** Start DATA **
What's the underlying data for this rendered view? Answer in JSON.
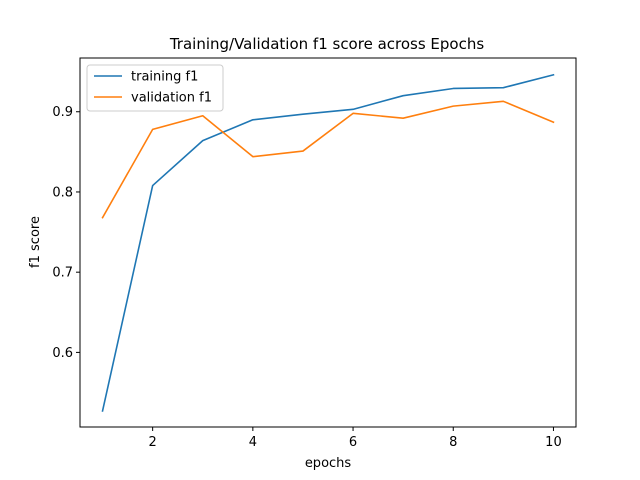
{
  "chart_data": {
    "type": "line",
    "title": "Training/Validation f1 score across Epochs",
    "xlabel": "epochs",
    "ylabel": "f1 score",
    "xlim": [
      0.55,
      10.45
    ],
    "ylim": [
      0.507,
      0.967
    ],
    "xticks": [
      2,
      4,
      6,
      8,
      10
    ],
    "yticks": [
      0.6,
      0.7,
      0.8,
      0.9
    ],
    "ytick_labels": [
      "0.6",
      "0.7",
      "0.8",
      "0.9"
    ],
    "grid": false,
    "legend": "top-left",
    "x": [
      1,
      2,
      3,
      4,
      5,
      6,
      7,
      8,
      9,
      10
    ],
    "series": [
      {
        "name": "training f1",
        "color": "#1f77b4",
        "values": [
          0.527,
          0.808,
          0.864,
          0.89,
          0.897,
          0.903,
          0.92,
          0.929,
          0.93,
          0.946
        ]
      },
      {
        "name": "validation f1",
        "color": "#ff7f0e",
        "values": [
          0.768,
          0.878,
          0.895,
          0.844,
          0.851,
          0.898,
          0.892,
          0.907,
          0.913,
          0.887
        ]
      }
    ]
  }
}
** End DATA **
**WRITTEN REQUEST:** Leave out the pictures and retype every line above exactly.

**COMPLETED TASK:**
What's the underlying data for this rendered view? Answer in JSON.
{
  "chart_data": {
    "type": "line",
    "title": "Training/Validation f1 score across Epochs",
    "xlabel": "epochs",
    "ylabel": "f1 score",
    "xlim": [
      0.55,
      10.45
    ],
    "ylim": [
      0.507,
      0.967
    ],
    "xticks": [
      2,
      4,
      6,
      8,
      10
    ],
    "yticks": [
      0.6,
      0.7,
      0.8,
      0.9
    ],
    "ytick_labels": [
      "0.6",
      "0.7",
      "0.8",
      "0.9"
    ],
    "grid": false,
    "legend": "top-left",
    "x": [
      1,
      2,
      3,
      4,
      5,
      6,
      7,
      8,
      9,
      10
    ],
    "series": [
      {
        "name": "training f1",
        "color": "#1f77b4",
        "values": [
          0.527,
          0.808,
          0.864,
          0.89,
          0.897,
          0.903,
          0.92,
          0.929,
          0.93,
          0.946
        ]
      },
      {
        "name": "validation f1",
        "color": "#ff7f0e",
        "values": [
          0.768,
          0.878,
          0.895,
          0.844,
          0.851,
          0.898,
          0.892,
          0.907,
          0.913,
          0.887
        ]
      }
    ]
  }
}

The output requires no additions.